What is expected
Copy each line that has the string "icon" somewhere in it.

Records
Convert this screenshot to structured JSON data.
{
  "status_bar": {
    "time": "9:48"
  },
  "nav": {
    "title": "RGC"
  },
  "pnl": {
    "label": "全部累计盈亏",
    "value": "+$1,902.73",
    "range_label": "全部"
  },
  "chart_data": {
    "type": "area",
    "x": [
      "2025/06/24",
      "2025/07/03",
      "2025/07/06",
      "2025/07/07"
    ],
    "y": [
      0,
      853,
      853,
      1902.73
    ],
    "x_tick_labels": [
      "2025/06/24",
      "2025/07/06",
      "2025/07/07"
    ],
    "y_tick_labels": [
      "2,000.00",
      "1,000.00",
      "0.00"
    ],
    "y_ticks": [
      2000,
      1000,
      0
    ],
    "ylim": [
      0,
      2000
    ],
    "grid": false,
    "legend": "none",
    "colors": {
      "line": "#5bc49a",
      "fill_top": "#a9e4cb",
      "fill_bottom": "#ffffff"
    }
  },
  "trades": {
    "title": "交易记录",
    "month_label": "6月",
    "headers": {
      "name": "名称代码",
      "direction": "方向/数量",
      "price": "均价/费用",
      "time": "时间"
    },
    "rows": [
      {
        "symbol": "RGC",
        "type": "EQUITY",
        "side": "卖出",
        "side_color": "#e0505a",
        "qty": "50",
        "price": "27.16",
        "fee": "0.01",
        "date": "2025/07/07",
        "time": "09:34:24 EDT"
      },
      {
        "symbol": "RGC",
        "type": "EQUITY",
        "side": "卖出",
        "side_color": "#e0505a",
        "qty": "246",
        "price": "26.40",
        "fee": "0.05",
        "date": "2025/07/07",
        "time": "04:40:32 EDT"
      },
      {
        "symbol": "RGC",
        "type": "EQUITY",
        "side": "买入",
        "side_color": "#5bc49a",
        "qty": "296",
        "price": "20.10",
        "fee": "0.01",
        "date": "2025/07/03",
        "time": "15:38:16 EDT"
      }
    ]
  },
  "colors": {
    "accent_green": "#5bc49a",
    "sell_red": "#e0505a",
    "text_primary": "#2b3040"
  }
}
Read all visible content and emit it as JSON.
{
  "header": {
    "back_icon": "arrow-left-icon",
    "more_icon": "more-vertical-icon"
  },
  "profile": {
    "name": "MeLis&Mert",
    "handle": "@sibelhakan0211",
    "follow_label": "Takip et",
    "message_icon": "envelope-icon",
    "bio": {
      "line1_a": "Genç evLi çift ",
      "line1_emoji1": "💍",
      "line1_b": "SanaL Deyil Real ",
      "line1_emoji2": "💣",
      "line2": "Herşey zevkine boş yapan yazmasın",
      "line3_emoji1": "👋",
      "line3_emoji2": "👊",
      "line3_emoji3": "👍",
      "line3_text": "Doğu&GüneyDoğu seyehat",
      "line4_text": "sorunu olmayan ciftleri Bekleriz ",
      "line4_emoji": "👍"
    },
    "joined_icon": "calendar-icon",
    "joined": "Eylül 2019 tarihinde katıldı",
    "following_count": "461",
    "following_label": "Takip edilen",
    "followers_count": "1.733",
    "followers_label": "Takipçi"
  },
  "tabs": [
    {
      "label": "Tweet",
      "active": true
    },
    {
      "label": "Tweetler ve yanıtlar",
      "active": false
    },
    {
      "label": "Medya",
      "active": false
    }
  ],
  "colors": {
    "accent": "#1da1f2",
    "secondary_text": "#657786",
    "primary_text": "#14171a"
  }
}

Task solution
    "back_icon": "arrow-left-icon",
    "more_icon": "more-vertical-icon"
    "message_icon": "envelope-icon",
    "joined_icon": "calendar-icon",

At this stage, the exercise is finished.